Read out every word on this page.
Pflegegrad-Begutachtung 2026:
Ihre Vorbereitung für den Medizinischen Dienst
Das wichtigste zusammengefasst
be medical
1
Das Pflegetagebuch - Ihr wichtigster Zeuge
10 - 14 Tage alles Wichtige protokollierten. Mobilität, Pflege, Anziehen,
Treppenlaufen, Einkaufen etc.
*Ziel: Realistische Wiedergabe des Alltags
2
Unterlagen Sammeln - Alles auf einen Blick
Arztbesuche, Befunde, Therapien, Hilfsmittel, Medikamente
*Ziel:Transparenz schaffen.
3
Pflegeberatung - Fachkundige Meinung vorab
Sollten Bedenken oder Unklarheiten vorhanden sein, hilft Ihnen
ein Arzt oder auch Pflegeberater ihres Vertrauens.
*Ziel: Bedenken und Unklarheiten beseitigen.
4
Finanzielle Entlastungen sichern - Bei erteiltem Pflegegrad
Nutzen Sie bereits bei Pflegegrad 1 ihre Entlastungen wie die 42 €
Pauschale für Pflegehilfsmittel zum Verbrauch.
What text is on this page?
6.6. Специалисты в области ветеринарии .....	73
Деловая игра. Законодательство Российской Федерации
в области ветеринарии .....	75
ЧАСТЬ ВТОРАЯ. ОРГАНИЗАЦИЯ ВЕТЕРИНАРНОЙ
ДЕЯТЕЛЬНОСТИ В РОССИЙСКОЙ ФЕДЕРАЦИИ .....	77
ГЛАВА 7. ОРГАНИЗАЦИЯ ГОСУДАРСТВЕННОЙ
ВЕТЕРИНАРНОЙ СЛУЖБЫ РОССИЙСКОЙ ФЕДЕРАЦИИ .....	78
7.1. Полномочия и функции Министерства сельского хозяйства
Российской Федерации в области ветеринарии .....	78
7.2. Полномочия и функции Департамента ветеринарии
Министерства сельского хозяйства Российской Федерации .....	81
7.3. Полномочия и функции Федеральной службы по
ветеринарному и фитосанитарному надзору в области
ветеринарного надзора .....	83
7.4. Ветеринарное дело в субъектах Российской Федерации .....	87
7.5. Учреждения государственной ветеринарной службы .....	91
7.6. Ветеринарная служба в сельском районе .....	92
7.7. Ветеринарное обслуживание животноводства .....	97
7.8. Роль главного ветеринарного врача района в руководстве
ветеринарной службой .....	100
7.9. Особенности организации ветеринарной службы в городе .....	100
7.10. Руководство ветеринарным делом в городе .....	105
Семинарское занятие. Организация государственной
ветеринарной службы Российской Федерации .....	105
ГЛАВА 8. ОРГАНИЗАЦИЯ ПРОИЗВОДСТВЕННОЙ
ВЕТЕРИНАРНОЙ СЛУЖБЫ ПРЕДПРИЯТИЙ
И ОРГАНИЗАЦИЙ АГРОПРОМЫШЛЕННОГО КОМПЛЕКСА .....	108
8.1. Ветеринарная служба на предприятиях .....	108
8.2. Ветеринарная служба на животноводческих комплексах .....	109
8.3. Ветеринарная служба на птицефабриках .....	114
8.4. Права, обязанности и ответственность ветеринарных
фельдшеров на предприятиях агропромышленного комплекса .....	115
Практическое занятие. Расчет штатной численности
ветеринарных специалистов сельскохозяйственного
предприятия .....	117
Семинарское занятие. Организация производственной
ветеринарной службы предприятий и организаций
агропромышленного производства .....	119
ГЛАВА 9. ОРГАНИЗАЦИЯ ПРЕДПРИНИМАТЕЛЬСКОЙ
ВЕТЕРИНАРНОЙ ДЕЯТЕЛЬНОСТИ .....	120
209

■ ■ ■ ■ ■ ■ ■

*Written task*: Write out every entry word for word.

*Reply*:
Read out every word on this page.
Pflegegrad-Begutachtung 2026:
Ihre Vorbereitung für den Medizinischen Dienst
Das wichtigste zusammengefasst
be medical
1
Das Pflegetagebuch - Ihr wichtigster Zeuge
10 - 14 Tage alles Wichtige protokollierten. Mobilität, Pflege, Anziehen,
Treppenlaufen, Einkaufen etc.
*Ziel: Realistische Wiedergabe des Alltags
2
Unterlagen Sammeln - Alles auf einen Blick
Arztbesuche, Befunde, Therapien, Hilfsmittel, Medikamente
*Ziel:Transparenz schaffen.
3
Pflegeberatung - Fachkundige Meinung vorab
Sollten Bedenken oder Unklarheiten vorhanden sein, hilft Ihnen
ein Arzt oder auch Pflegeberater ihres Vertrauens.
*Ziel: Bedenken und Unklarheiten beseitigen.
4
Finanzielle Entlastungen sichern - Bei erteiltem Pflegegrad
Nutzen Sie bereits bei Pflegegrad 1 ihre Entlastungen wie die 42 €
Pauschale für Pflegehilfsmittel zum Verbrauch.
What text is on this page?
6.6. Специалисты в области ветеринарии .....	73
Деловая игра. Законодательство Российской Федерации
в области ветеринарии .....	75
ЧАСТЬ ВТОРАЯ. ОРГАНИЗАЦИЯ ВЕТЕРИНАРНОЙ
ДЕЯТЕЛЬНОСТИ В РОССИЙСКОЙ ФЕДЕРАЦИИ .....	77
ГЛАВА 7. ОРГАНИЗАЦИЯ ГОСУДАРСТВЕННОЙ
ВЕТЕРИНАРНОЙ СЛУЖБЫ РОССИЙСКОЙ ФЕДЕРАЦИИ .....	78
7.1. Полномочия и функции Министерства сельского хозяйства
Российской Федерации в области ветеринарии .....	78
7.2. Полномочия и функции Департамента ветеринарии
Министерства сельского хозяйства Российской Федерации .....	81
7.3. Полномочия и функции Федеральной службы по
ветеринарному и фитосанитарному надзору в области
ветеринарного надзора .....	83
7.4. Ветеринарное дело в субъектах Российской Федерации .....	87
7.5. Учреждения государственной ветеринарной службы .....	91
7.6. Ветеринарная служба в сельском районе .....	92
7.7. Ветеринарное обслуживание животноводства .....	97
7.8. Роль главного ветеринарного врача района в руководстве
ветеринарной службой .....	100
7.9. Особенности организации ветеринарной службы в городе .....	100
7.10. Руководство ветеринарным делом в городе .....	105
Семинарское занятие. Организация государственной
ветеринарной службы Российской Федерации .....	105
ГЛАВА 8. ОРГАНИЗАЦИЯ ПРОИЗВОДСТВЕННОЙ
ВЕТЕРИНАРНОЙ СЛУЖБЫ ПРЕДПРИЯТИЙ
И ОРГАНИЗАЦИЙ АГРОПРОМЫШЛЕННОГО КОМПЛЕКСА .....	108
8.1. Ветеринарная служба на предприятиях .....	108
8.2. Ветеринарная служба на животноводческих комплексах .....	109
8.3. Ветеринарная служба на птицефабриках .....	114
8.4. Права, обязанности и ответственность ветеринарных
фельдшеров на предприятиях агропромышленного комплекса .....	115
Практическое занятие. Расчет штатной численности
ветеринарных специалистов сельскохозяйственного
предприятия .....	117
Семинарское занятие. Организация производственной
ветеринарной службы предприятий и организаций
агропромышленного производства .....	119
ГЛАВА 9. ОРГАНИЗАЦИЯ ПРЕДПРИНИМАТЕЛЬСКОЙ
ВЕТЕРИНАРНОЙ ДЕЯТЕЛЬНОСТИ .....	120
209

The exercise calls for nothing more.